- Problem to work on
Skip all pictures, then print the remaining material exactly.
_____
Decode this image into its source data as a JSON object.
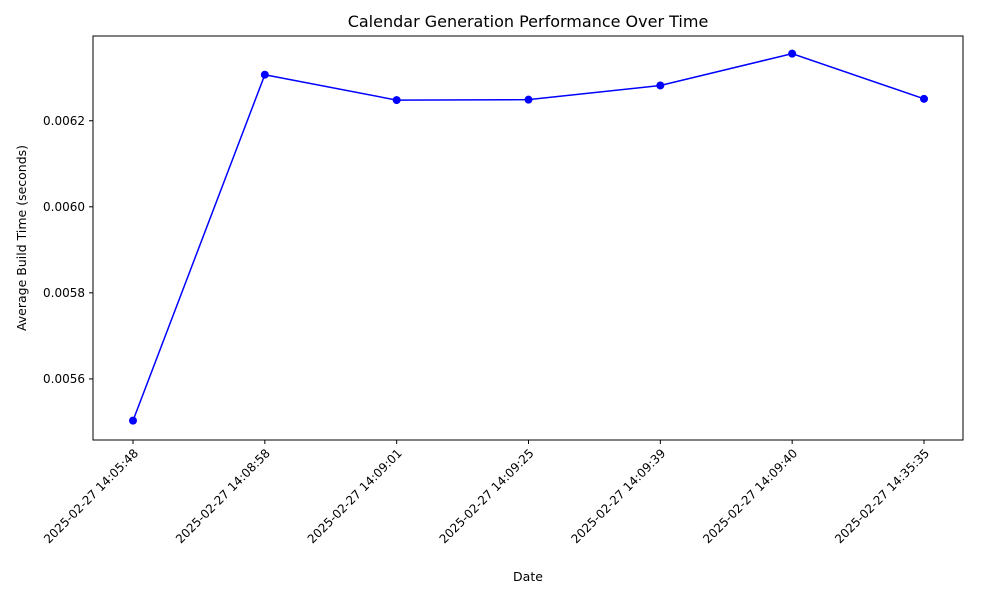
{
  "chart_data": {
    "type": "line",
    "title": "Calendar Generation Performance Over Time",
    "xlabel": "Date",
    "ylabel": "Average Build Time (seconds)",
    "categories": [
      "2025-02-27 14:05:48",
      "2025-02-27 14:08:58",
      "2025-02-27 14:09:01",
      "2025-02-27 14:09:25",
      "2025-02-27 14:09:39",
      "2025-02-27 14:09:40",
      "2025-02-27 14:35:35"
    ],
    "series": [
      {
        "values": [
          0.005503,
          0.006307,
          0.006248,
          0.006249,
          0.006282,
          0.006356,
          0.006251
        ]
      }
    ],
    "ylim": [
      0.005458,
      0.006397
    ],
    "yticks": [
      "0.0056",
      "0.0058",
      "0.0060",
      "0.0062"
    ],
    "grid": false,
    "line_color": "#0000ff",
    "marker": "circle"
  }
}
_____
- The completed task
Decode this image into its source data as a JSON object.
{
  "chart_data": {
    "type": "line",
    "title": "Calendar Generation Performance Over Time",
    "xlabel": "Date",
    "ylabel": "Average Build Time (seconds)",
    "categories": [
      "2025-02-27 14:05:48",
      "2025-02-27 14:08:58",
      "2025-02-27 14:09:01",
      "2025-02-27 14:09:25",
      "2025-02-27 14:09:39",
      "2025-02-27 14:09:40",
      "2025-02-27 14:35:35"
    ],
    "series": [
      {
        "values": [
          0.005503,
          0.006307,
          0.006248,
          0.006249,
          0.006282,
          0.006356,
          0.006251
        ]
      }
    ],
    "ylim": [
      0.005458,
      0.006397
    ],
    "yticks": [
      "0.0056",
      "0.0058",
      "0.0060",
      "0.0062"
    ],
    "grid": false,
    "line_color": "#0000ff",
    "marker": "circle"
  }
}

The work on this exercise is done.